Take every line that has the string "this" and copy it out.

--- Start of Information provided ---

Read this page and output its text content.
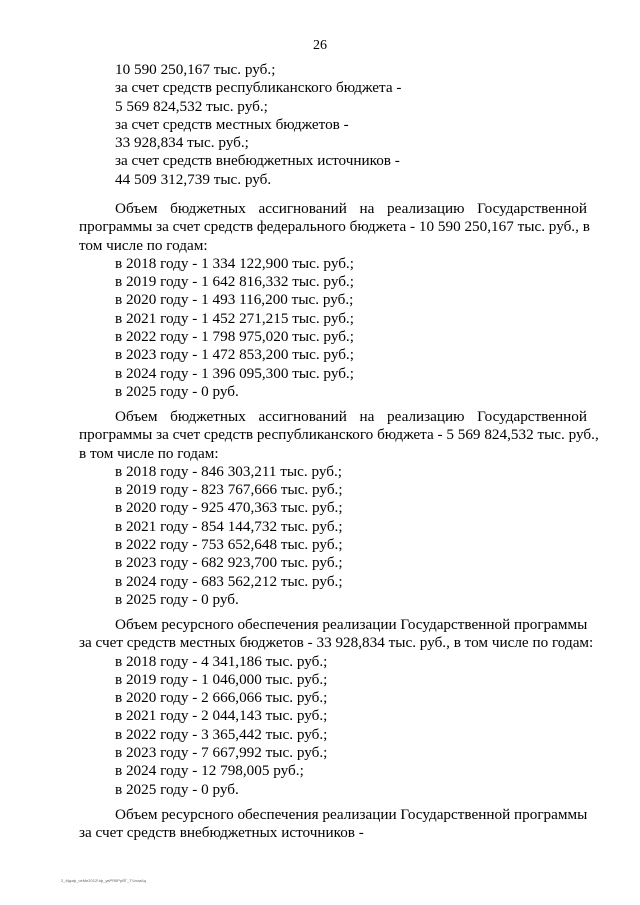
26
10 590 250,167 тыс. руб.;
за счет средств республиканского бюджета -
5 569 824,532 тыс. руб.;
за счет средств местных бюджетов -
33 928,834 тыс. руб.;
за счет средств внебюджетных источников -
44 509 312,739 тыс. руб.
Объем бюджетных ассигнований на реализацию Государственной
программы за счет средств федерального бюджета - 10 590 250,167 тыс. руб., в
том числе по годам:
в 2018 году - 1 334 122,900 тыс. руб.;
в 2019 году - 1 642 816,332 тыс. руб.;
в 2020 году - 1 493 116,200 тыс. руб.;
в 2021 году - 1 452 271,215 тыс. руб.;
в 2022 году - 1 798 975,020 тыс. руб.;
в 2023 году - 1 472 853,200 тыс. руб.;
в 2024 году - 1 396 095,300 тыс. руб.;
в 2025 году - 0 руб.
Объем бюджетных ассигнований на реализацию Государственной
программы за счет средств республиканского бюджета - 5 569 824,532 тыс. руб.,
в том числе по годам:
в 2018 году - 846 303,211 тыс. руб.;
в 2019 году - 823 767,666 тыс. руб.;
в 2020 году - 925 470,363 тыс. руб.;
в 2021 году - 854 144,732 тыс. руб.;
в 2022 году - 753 652,648 тыс. руб.;
в 2023 году - 682 923,700 тыс. руб.;
в 2024 году - 683 562,212 тыс. руб.;
в 2025 году - 0 руб.
Объем ресурсного обеспечения реализации Государственной программы
за счет средств местных бюджетов - 33 928,834 тыс. руб., в том числе по годам:
в 2018 году - 4 341,186 тыс. руб.;
в 2019 году - 1 046,000 тыс. руб.;
в 2020 году - 2 666,066 тыс. руб.;
в 2021 году - 2 044,143 тыс. руб.;
в 2022 году - 3 365,442 тыс. руб.;
в 2023 году - 7 667,992 тыс. руб.;
в 2024 году - 12 798,005 руб.;
в 2025 году - 0 руб.
Объем ресурсного обеспечения реализации Государственной программы
за счет средств внебюджетных источников -
2_Мдзф_чеМн2012Чф_увРЯбРрЙГ_ТЧлчиАц
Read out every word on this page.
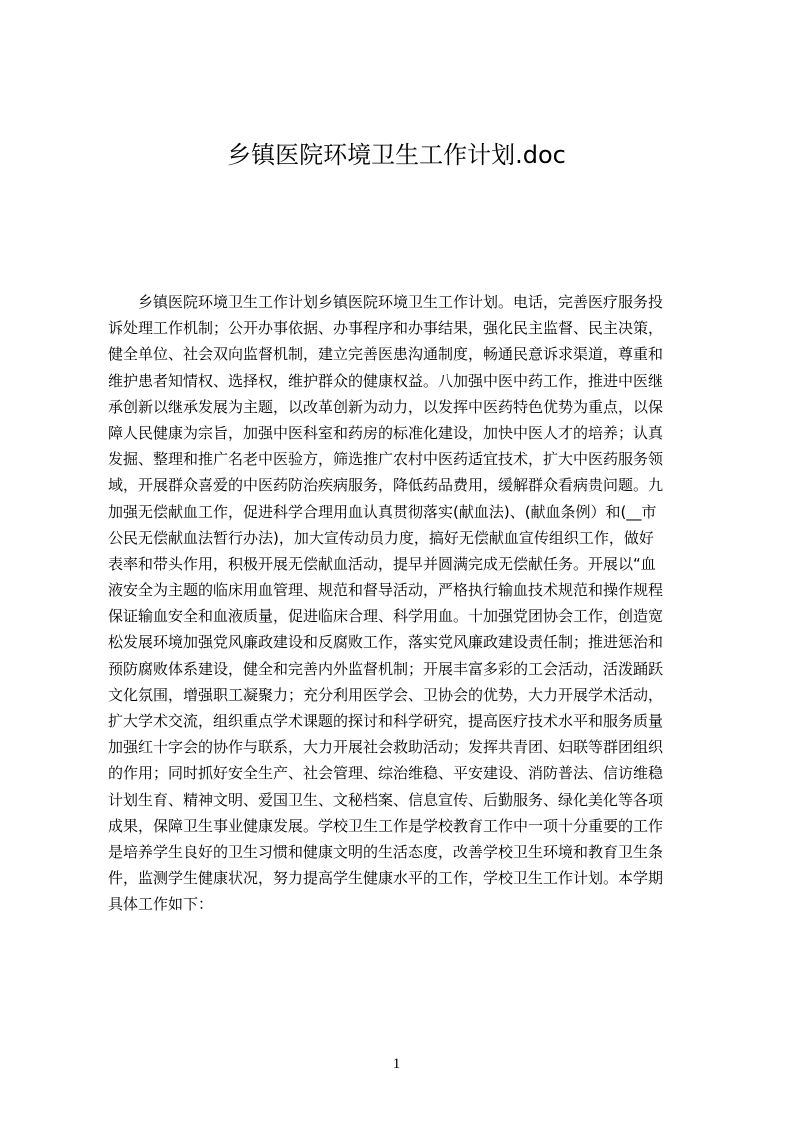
乡镇医院环境卫生工作计划.doc
　　乡镇医院环境卫生工作计划乡镇医院环境卫生工作计划。电话，完善医疗服务投
诉处理工作机制；公开办事依据、办事程序和办事结果，强化民主监督、民主决策，
健全单位、社会双向监督机制，建立完善医患沟通制度，畅通民意诉求渠道，尊重和
维护患者知情权、选择权，维护群众的健康权益。八加强中医中药工作，推进中医继
承创新以继承发展为主题，以改革创新为动力，以发挥中医药特色优势为重点，以保
障人民健康为宗旨，加强中医科室和药房的标准化建设，加快中医人才的培养；认真
发掘、整理和推广名老中医验方，筛选推广农村中医药适宜技术，扩大中医药服务领
域，开展群众喜爱的中医药防治疾病服务，降低药品费用，缓解群众看病贵问题。九
加强无偿献血工作，促进科学合理用血认真贯彻落实(献血法)、(献血条例）和(__市
公民无偿献血法暂行办法)，加大宣传动员力度，搞好无偿献血宣传组织工作，做好
表率和带头作用，积极开展无偿献血活动，提早并圆满完成无偿献任务。开展以“血
液安全为主题的临床用血管理、规范和督导活动，严格执行输血技术规范和操作规程
保证输血安全和血液质量，促进临床合理、科学用血。十加强党团协会工作，创造宽
松发展环境加强党风廉政建设和反腐败工作，落实党风廉政建设责任制；推进惩治和
预防腐败体系建设，健全和完善内外监督机制；开展丰富多彩的工会活动，活泼踊跃
文化氛围，增强职工凝聚力；充分利用医学会、卫协会的优势，大力开展学术活动，
扩大学术交流，组织重点学术课题的探讨和科学研究，提高医疗技术水平和服务质量
加强红十字会的协作与联系，大力开展社会救助活动；发挥共青团、妇联等群团组织
的作用；同时抓好安全生产、社会管理、综治维稳、平安建设、消防普法、信访维稳
计划生育、精神文明、爱国卫生、文秘档案、信息宣传、后勤服务、绿化美化等各项
成果，保障卫生事业健康发展。学校卫生工作是学校教育工作中一项十分重要的工作
是培养学生良好的卫生习惯和健康文明的生活态度，改善学校卫生环境和教育卫生条
件，监测学生健康状况，努力提高学生健康水平的工作，学校卫生工作计划。本学期
具体工作如下：
1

--- End of Information provided ---

- [Correct result]:
Read this page and output its text content.
Read out every word on this page.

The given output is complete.